— Exercise goal —
The records below need retyping in full; give them again exactly.

— Listed records —
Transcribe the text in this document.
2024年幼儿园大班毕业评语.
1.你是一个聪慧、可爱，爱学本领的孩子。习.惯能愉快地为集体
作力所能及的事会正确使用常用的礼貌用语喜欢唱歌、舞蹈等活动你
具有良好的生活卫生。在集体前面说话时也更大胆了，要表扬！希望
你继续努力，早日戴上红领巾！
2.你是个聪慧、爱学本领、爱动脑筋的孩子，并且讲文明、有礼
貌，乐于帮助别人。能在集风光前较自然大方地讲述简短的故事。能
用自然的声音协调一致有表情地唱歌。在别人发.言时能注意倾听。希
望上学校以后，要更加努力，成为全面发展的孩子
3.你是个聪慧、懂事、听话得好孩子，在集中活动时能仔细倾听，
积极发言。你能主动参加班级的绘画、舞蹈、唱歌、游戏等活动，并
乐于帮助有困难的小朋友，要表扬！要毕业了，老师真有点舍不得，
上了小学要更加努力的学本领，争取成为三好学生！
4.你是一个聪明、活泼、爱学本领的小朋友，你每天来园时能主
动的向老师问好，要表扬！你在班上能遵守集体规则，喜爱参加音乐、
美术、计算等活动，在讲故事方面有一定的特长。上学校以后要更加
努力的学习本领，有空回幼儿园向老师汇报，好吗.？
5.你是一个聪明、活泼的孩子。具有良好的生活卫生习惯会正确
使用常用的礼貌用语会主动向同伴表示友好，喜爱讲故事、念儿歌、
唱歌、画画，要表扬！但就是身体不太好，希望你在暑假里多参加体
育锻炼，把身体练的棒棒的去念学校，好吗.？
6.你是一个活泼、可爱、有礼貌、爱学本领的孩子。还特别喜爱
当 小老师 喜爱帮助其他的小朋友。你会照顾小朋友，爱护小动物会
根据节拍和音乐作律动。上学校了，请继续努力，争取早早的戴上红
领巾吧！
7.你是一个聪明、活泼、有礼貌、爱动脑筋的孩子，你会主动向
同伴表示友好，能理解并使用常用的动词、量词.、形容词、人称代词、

— In response —
Transcribe the text in this document.
2024年幼儿园大班毕业评语.
1.你是一个聪慧、可爱，爱学本领的孩子。习.惯能愉快地为集体
作力所能及的事会正确使用常用的礼貌用语喜欢唱歌、舞蹈等活动你
具有良好的生活卫生。在集体前面说话时也更大胆了，要表扬！希望
你继续努力，早日戴上红领巾！
2.你是个聪慧、爱学本领、爱动脑筋的孩子，并且讲文明、有礼
貌，乐于帮助别人。能在集风光前较自然大方地讲述简短的故事。能
用自然的声音协调一致有表情地唱歌。在别人发.言时能注意倾听。希
望上学校以后，要更加努力，成为全面发展的孩子
3.你是个聪慧、懂事、听话得好孩子，在集中活动时能仔细倾听，
积极发言。你能主动参加班级的绘画、舞蹈、唱歌、游戏等活动，并
乐于帮助有困难的小朋友，要表扬！要毕业了，老师真有点舍不得，
上了小学要更加努力的学本领，争取成为三好学生！
4.你是一个聪明、活泼、爱学本领的小朋友，你每天来园时能主
动的向老师问好，要表扬！你在班上能遵守集体规则，喜爱参加音乐、
美术、计算等活动，在讲故事方面有一定的特长。上学校以后要更加
努力的学习本领，有空回幼儿园向老师汇报，好吗.？
5.你是一个聪明、活泼的孩子。具有良好的生活卫生习惯会正确
使用常用的礼貌用语会主动向同伴表示友好，喜爱讲故事、念儿歌、
唱歌、画画，要表扬！但就是身体不太好，希望你在暑假里多参加体
育锻炼，把身体练的棒棒的去念学校，好吗.？
6.你是一个活泼、可爱、有礼貌、爱学本领的孩子。还特别喜爱
当 小老师 喜爱帮助其他的小朋友。你会照顾小朋友，爱护小动物会
根据节拍和音乐作律动。上学校了，请继续努力，争取早早的戴上红
领巾吧！
7.你是一个聪明、活泼、有礼貌、爱动脑筋的孩子，你会主动向
同伴表示友好，能理解并使用常用的动词、量词.、形容词、人称代词、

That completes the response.